• What is being asked: Exclude the pictures and return every line exactly as written.

• Task inputs:

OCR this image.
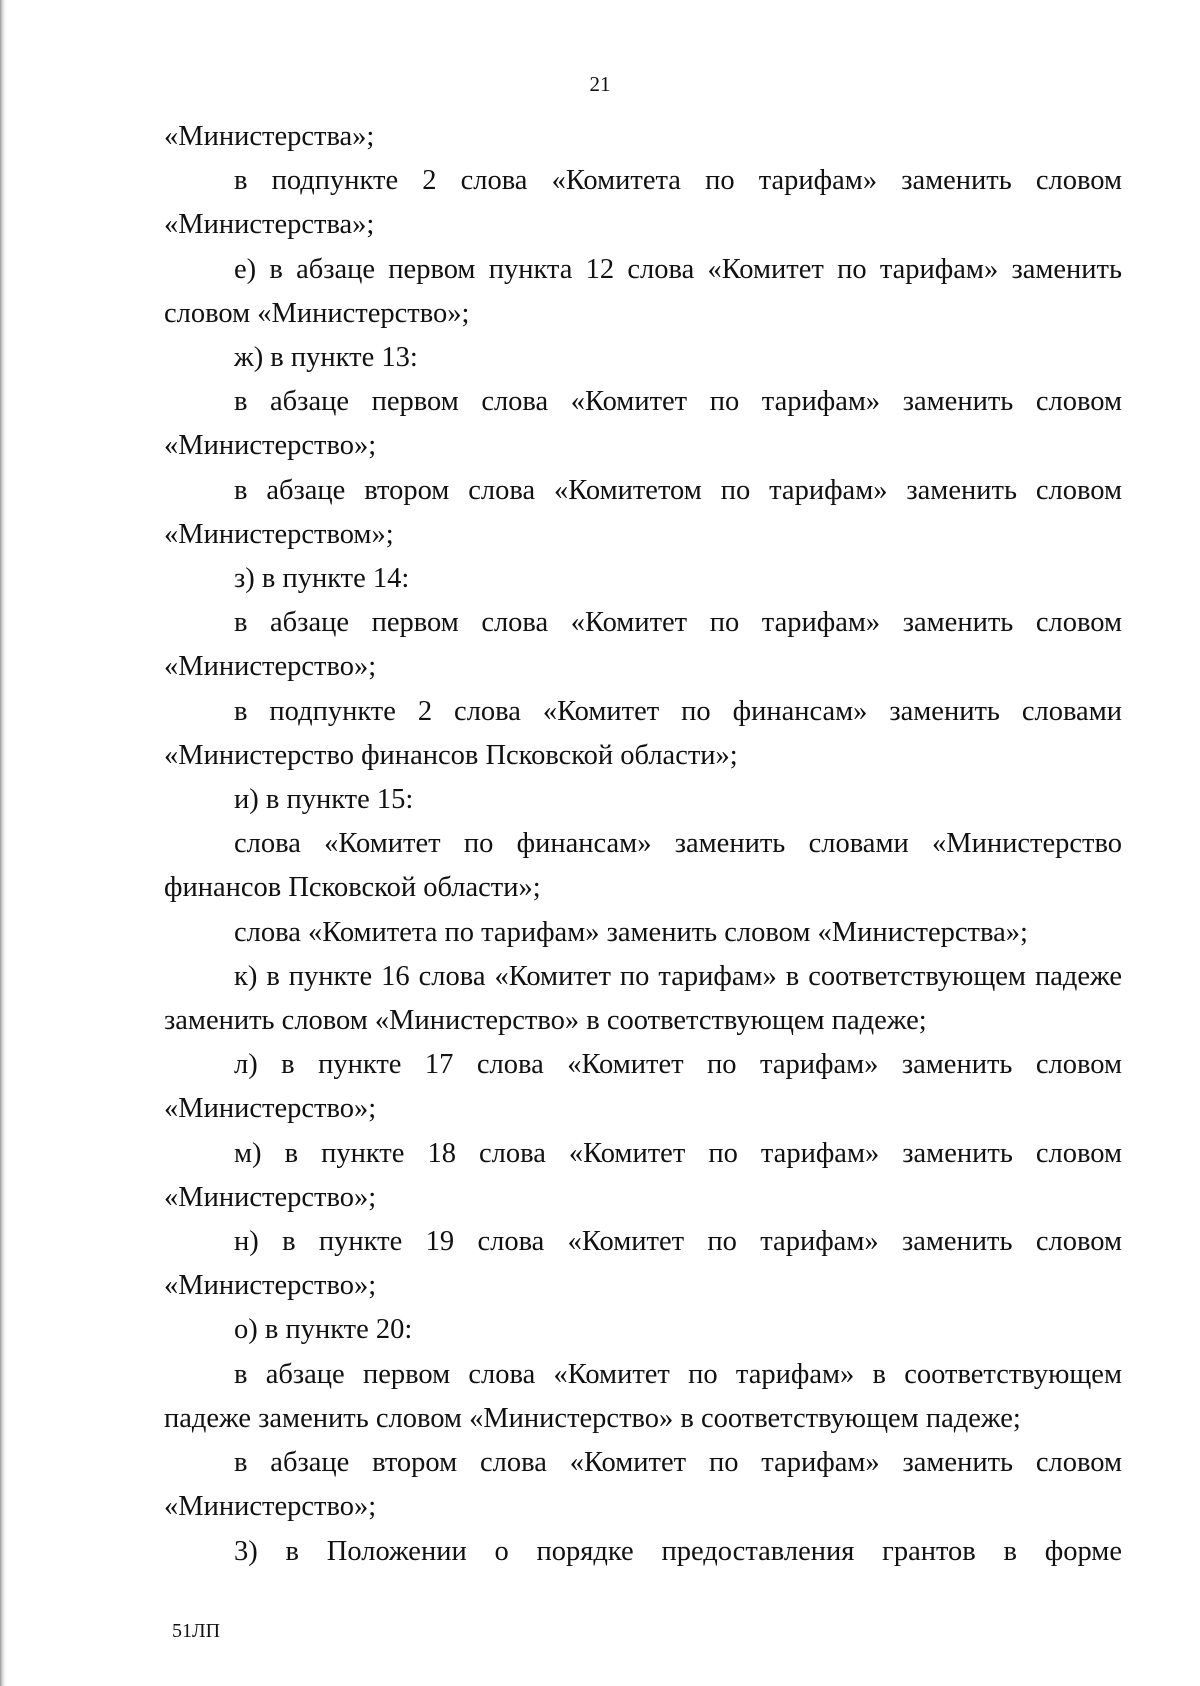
21

«Министерства»;

в подпункте 2 слова «Комитета по тарифам» заменить словом «Министерства»;

е) в абзаце первом пункта 12 слова «Комитет по тарифам» заменить словом «Министерство»;

ж) в пункте 13:

в абзаце первом слова «Комитет по тарифам» заменить словом «Министерство»;

в абзаце втором слова «Комитетом по тарифам» заменить словом «Министерством»;

з) в пункте 14:

в абзаце первом слова «Комитет по тарифам» заменить словом «Министерство»;

в подпункте 2 слова «Комитет по финансам» заменить словами «Министерство финансов Псковской области»;

и) в пункте 15:

слова «Комитет по финансам» заменить словами «Министерство финансов Псковской области»;

слова «Комитета по тарифам» заменить словом «Министерства»;

к) в пункте 16 слова «Комитет по тарифам» в соответствующем падеже заменить словом «Министерство» в соответствующем падеже;

л) в пункте 17 слова «Комитет по тарифам» заменить словом «Министерство»;

м) в пункте 18 слова «Комитет по тарифам» заменить словом «Министерство»;

н) в пункте 19 слова «Комитет по тарифам» заменить словом «Министерство»;

о) в пункте 20:

в абзаце первом слова «Комитет по тарифам» в соответствующем падеже заменить словом «Министерство» в соответствующем падеже;

в абзаце втором слова «Комитет по тарифам» заменить словом «Министерство»;

3) в Положении о порядке предоставления грантов в форме

51ЛП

• Solution:
OCR this image.
21

«Министерства»;

в подпункте 2 слова «Комитета по тарифам» заменить словом «Министерства»;

е) в абзаце первом пункта 12 слова «Комитет по тарифам» заменить словом «Министерство»;

ж) в пункте 13:

в абзаце первом слова «Комитет по тарифам» заменить словом «Министерство»;

в абзаце втором слова «Комитетом по тарифам» заменить словом «Министерством»;

з) в пункте 14:

в абзаце первом слова «Комитет по тарифам» заменить словом «Министерство»;

в подпункте 2 слова «Комитет по финансам» заменить словами «Министерство финансов Псковской области»;

и) в пункте 15:

слова «Комитет по финансам» заменить словами «Министерство финансов Псковской области»;

слова «Комитета по тарифам» заменить словом «Министерства»;

к) в пункте 16 слова «Комитет по тарифам» в соответствующем падеже заменить словом «Министерство» в соответствующем падеже;

л) в пункте 17 слова «Комитет по тарифам» заменить словом «Министерство»;

м) в пункте 18 слова «Комитет по тарифам» заменить словом «Министерство»;

н) в пункте 19 слова «Комитет по тарифам» заменить словом «Министерство»;

о) в пункте 20:

в абзаце первом слова «Комитет по тарифам» в соответствующем падеже заменить словом «Министерство» в соответствующем падеже;

в абзаце втором слова «Комитет по тарифам» заменить словом «Министерство»;

3) в Положении о порядке предоставления грантов в форме

51ЛП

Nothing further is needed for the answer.